• _Records provided_
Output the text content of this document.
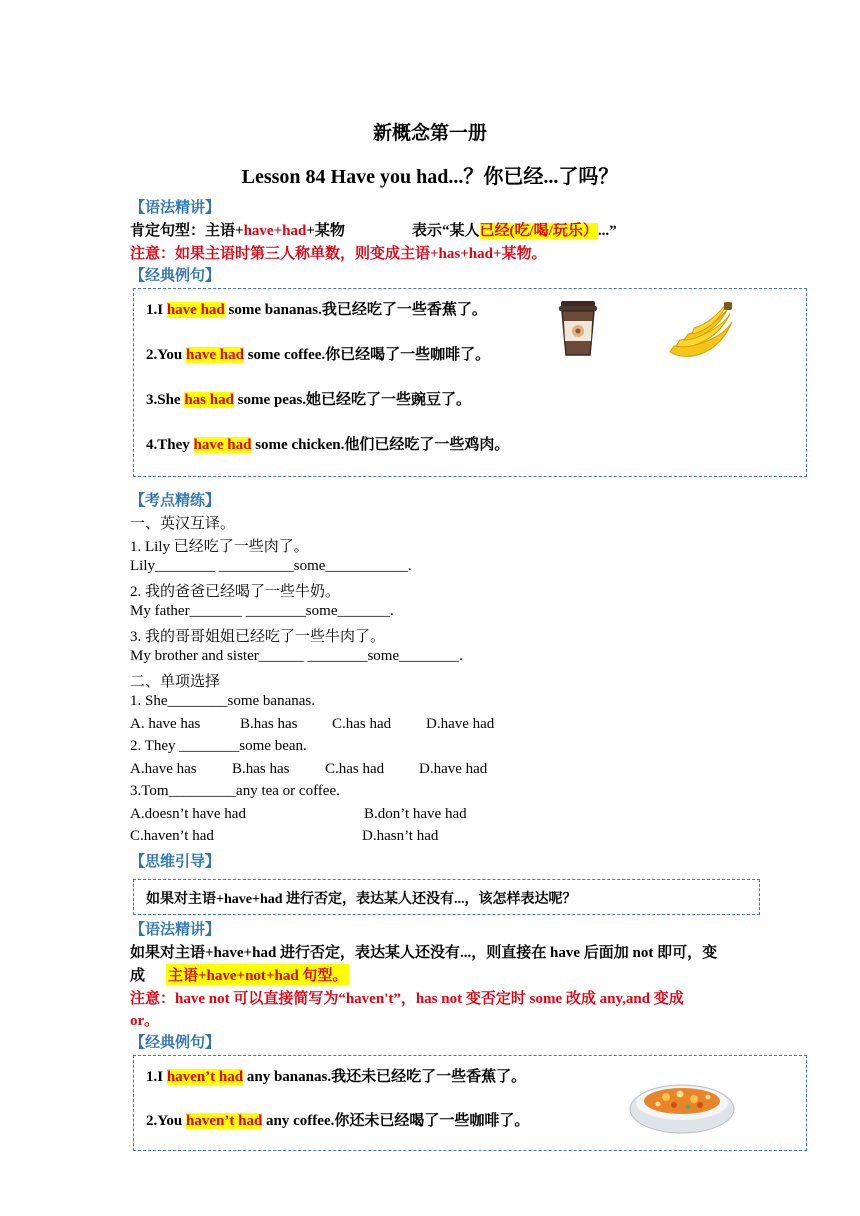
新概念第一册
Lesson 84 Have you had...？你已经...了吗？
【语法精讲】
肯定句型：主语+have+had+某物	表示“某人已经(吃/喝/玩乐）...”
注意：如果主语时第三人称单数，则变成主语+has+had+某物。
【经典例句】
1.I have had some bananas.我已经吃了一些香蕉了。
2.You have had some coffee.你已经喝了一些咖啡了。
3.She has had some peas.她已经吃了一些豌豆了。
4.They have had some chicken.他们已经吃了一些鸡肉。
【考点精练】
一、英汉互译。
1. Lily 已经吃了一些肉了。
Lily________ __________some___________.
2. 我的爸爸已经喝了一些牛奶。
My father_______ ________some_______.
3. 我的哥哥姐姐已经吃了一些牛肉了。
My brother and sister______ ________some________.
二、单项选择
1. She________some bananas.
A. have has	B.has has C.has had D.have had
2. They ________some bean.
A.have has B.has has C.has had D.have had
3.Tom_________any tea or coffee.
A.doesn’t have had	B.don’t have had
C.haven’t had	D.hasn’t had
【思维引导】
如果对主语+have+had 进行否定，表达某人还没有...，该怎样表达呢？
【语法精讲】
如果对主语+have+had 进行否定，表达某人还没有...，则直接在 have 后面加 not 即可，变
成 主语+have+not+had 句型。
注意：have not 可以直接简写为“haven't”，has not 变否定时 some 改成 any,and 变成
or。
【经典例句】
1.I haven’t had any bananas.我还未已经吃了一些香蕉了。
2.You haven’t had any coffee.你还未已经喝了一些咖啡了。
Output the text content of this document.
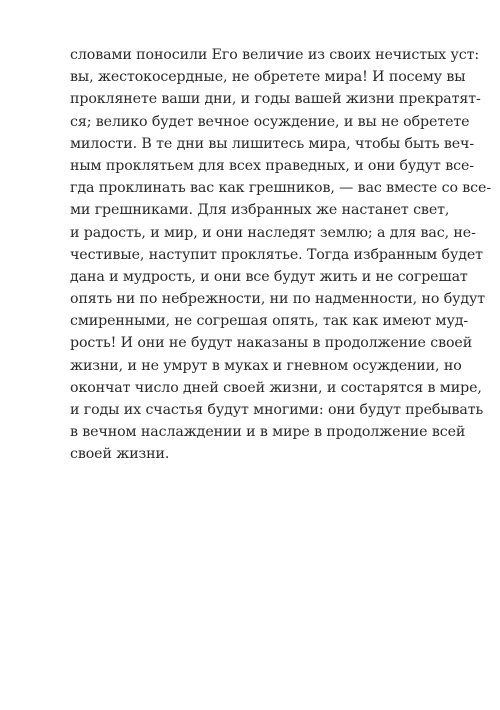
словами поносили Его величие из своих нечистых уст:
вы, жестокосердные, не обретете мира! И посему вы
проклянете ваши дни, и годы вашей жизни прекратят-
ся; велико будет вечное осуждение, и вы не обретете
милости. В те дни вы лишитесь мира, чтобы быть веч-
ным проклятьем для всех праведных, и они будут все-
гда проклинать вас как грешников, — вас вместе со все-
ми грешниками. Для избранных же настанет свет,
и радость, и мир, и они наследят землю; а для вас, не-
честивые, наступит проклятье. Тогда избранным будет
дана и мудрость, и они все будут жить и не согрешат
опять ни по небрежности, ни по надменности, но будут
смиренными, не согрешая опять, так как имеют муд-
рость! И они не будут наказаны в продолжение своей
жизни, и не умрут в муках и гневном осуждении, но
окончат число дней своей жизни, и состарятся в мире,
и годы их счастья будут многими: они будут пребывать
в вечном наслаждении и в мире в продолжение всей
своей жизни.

• _Objective_
Every line above should be returned exactly; the pictures stay out.

• _Completed exercise_
Output the text content of this document.
新概念第一册
Lesson 84 Have you had...？你已经...了吗？
【语法精讲】
肯定句型：主语+have+had+某物	表示“某人已经(吃/喝/玩乐）...”
注意：如果主语时第三人称单数，则变成主语+has+had+某物。
【经典例句】
1.I have had some bananas.我已经吃了一些香蕉了。
2.You have had some coffee.你已经喝了一些咖啡了。
3.She has had some peas.她已经吃了一些豌豆了。
4.They have had some chicken.他们已经吃了一些鸡肉。
【考点精练】
一、英汉互译。
1. Lily 已经吃了一些肉了。
Lily________ __________some___________.
2. 我的爸爸已经喝了一些牛奶。
My father_______ ________some_______.
3. 我的哥哥姐姐已经吃了一些牛肉了。
My brother and sister______ ________some________.
二、单项选择
1. She________some bananas.
A. have has	B.has has C.has had D.have had
2. They ________some bean.
A.have has B.has has C.has had D.have had
3.Tom_________any tea or coffee.
A.doesn’t have had	B.don’t have had
C.haven’t had	D.hasn’t had
【思维引导】
如果对主语+have+had 进行否定，表达某人还没有...，该怎样表达呢？
【语法精讲】
如果对主语+have+had 进行否定，表达某人还没有...，则直接在 have 后面加 not 即可，变
成 主语+have+not+had 句型。
注意：have not 可以直接简写为“haven't”，has not 变否定时 some 改成 any,and 变成
or。
【经典例句】
1.I haven’t had any bananas.我还未已经吃了一些香蕉了。
2.You haven’t had any coffee.你还未已经喝了一些咖啡了。
Output the text content of this document.
словами поносили Его величие из своих нечистых уст:
вы, жестокосердные, не обретете мира! И посему вы
проклянете ваши дни, и годы вашей жизни прекратят-
ся; велико будет вечное осуждение, и вы не обретете
милости. В те дни вы лишитесь мира, чтобы быть веч-
ным проклятьем для всех праведных, и они будут все-
гда проклинать вас как грешников, — вас вместе со все-
ми грешниками. Для избранных же настанет свет,
и радость, и мир, и они наследят землю; а для вас, не-
честивые, наступит проклятье. Тогда избранным будет
дана и мудрость, и они все будут жить и не согрешат
опять ни по небрежности, ни по надменности, но будут
смиренными, не согрешая опять, так как имеют муд-
рость! И они не будут наказаны в продолжение своей
жизни, и не умрут в муках и гневном осуждении, но
окончат число дней своей жизни, и состарятся в мире,
и годы их счастья будут многими: они будут пребывать
в вечном наслаждении и в мире в продолжение всей
своей жизни.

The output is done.